Data extracted from a collection
━━━━━━━━━━━━━━━━━━━━━━━━━━━━━━

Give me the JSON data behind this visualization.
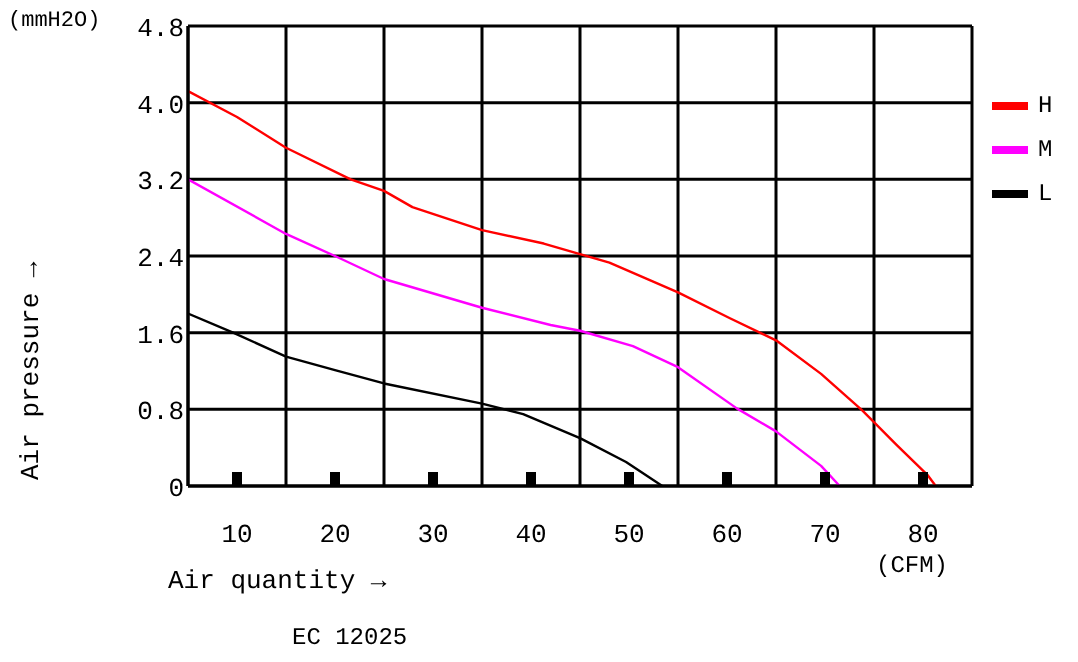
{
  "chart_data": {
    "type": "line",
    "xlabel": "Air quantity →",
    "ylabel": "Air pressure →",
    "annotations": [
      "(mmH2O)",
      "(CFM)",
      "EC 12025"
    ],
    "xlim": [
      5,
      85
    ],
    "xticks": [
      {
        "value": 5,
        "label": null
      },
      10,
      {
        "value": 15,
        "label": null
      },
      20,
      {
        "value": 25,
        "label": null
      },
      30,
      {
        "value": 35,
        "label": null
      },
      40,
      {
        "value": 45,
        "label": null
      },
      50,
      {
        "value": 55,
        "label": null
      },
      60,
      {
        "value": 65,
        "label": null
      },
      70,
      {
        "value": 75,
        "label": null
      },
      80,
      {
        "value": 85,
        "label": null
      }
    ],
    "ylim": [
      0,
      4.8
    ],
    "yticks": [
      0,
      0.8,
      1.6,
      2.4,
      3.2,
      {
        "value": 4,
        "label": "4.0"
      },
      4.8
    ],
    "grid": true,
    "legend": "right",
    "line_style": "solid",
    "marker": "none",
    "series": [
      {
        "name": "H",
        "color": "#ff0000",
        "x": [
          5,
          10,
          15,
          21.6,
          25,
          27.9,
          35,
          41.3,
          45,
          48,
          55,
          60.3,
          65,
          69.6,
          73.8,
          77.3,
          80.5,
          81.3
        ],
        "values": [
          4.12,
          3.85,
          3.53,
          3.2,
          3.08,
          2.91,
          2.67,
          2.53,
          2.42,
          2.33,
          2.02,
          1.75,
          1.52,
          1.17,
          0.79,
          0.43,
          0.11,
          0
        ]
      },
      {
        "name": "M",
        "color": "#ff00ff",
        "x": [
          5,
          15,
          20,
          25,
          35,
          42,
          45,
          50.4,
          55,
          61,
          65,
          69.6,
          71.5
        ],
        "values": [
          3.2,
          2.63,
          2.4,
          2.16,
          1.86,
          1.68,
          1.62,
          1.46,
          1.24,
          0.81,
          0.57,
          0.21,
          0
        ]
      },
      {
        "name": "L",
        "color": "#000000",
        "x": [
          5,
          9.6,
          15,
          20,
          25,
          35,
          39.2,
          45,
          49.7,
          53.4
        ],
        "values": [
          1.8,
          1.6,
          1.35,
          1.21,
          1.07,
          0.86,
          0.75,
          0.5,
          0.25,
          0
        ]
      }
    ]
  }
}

━━━━━━━━━━━━━━━━━━━━━━━━━━━━━━

[STATED PROBLEM]: Any pictures should be dropped; transcribe the rest of the records above exactly.

[EXERCISE RESPONSE]:
Give me the JSON data behind this visualization.
{
  "chart_data": {
    "type": "line",
    "xlabel": "Air quantity →",
    "ylabel": "Air pressure →",
    "annotations": [
      "(mmH2O)",
      "(CFM)",
      "EC 12025"
    ],
    "xlim": [
      5,
      85
    ],
    "xticks": [
      {
        "value": 5,
        "label": null
      },
      10,
      {
        "value": 15,
        "label": null
      },
      20,
      {
        "value": 25,
        "label": null
      },
      30,
      {
        "value": 35,
        "label": null
      },
      40,
      {
        "value": 45,
        "label": null
      },
      50,
      {
        "value": 55,
        "label": null
      },
      60,
      {
        "value": 65,
        "label": null
      },
      70,
      {
        "value": 75,
        "label": null
      },
      80,
      {
        "value": 85,
        "label": null
      }
    ],
    "ylim": [
      0,
      4.8
    ],
    "yticks": [
      0,
      0.8,
      1.6,
      2.4,
      3.2,
      {
        "value": 4,
        "label": "4.0"
      },
      4.8
    ],
    "grid": true,
    "legend": "right",
    "line_style": "solid",
    "marker": "none",
    "series": [
      {
        "name": "H",
        "color": "#ff0000",
        "x": [
          5,
          10,
          15,
          21.6,
          25,
          27.9,
          35,
          41.3,
          45,
          48,
          55,
          60.3,
          65,
          69.6,
          73.8,
          77.3,
          80.5,
          81.3
        ],
        "values": [
          4.12,
          3.85,
          3.53,
          3.2,
          3.08,
          2.91,
          2.67,
          2.53,
          2.42,
          2.33,
          2.02,
          1.75,
          1.52,
          1.17,
          0.79,
          0.43,
          0.11,
          0
        ]
      },
      {
        "name": "M",
        "color": "#ff00ff",
        "x": [
          5,
          15,
          20,
          25,
          35,
          42,
          45,
          50.4,
          55,
          61,
          65,
          69.6,
          71.5
        ],
        "values": [
          3.2,
          2.63,
          2.4,
          2.16,
          1.86,
          1.68,
          1.62,
          1.46,
          1.24,
          0.81,
          0.57,
          0.21,
          0
        ]
      },
      {
        "name": "L",
        "color": "#000000",
        "x": [
          5,
          9.6,
          15,
          20,
          25,
          35,
          39.2,
          45,
          49.7,
          53.4
        ],
        "values": [
          1.8,
          1.6,
          1.35,
          1.21,
          1.07,
          0.86,
          0.75,
          0.5,
          0.25,
          0
        ]
      }
    ]
  }
}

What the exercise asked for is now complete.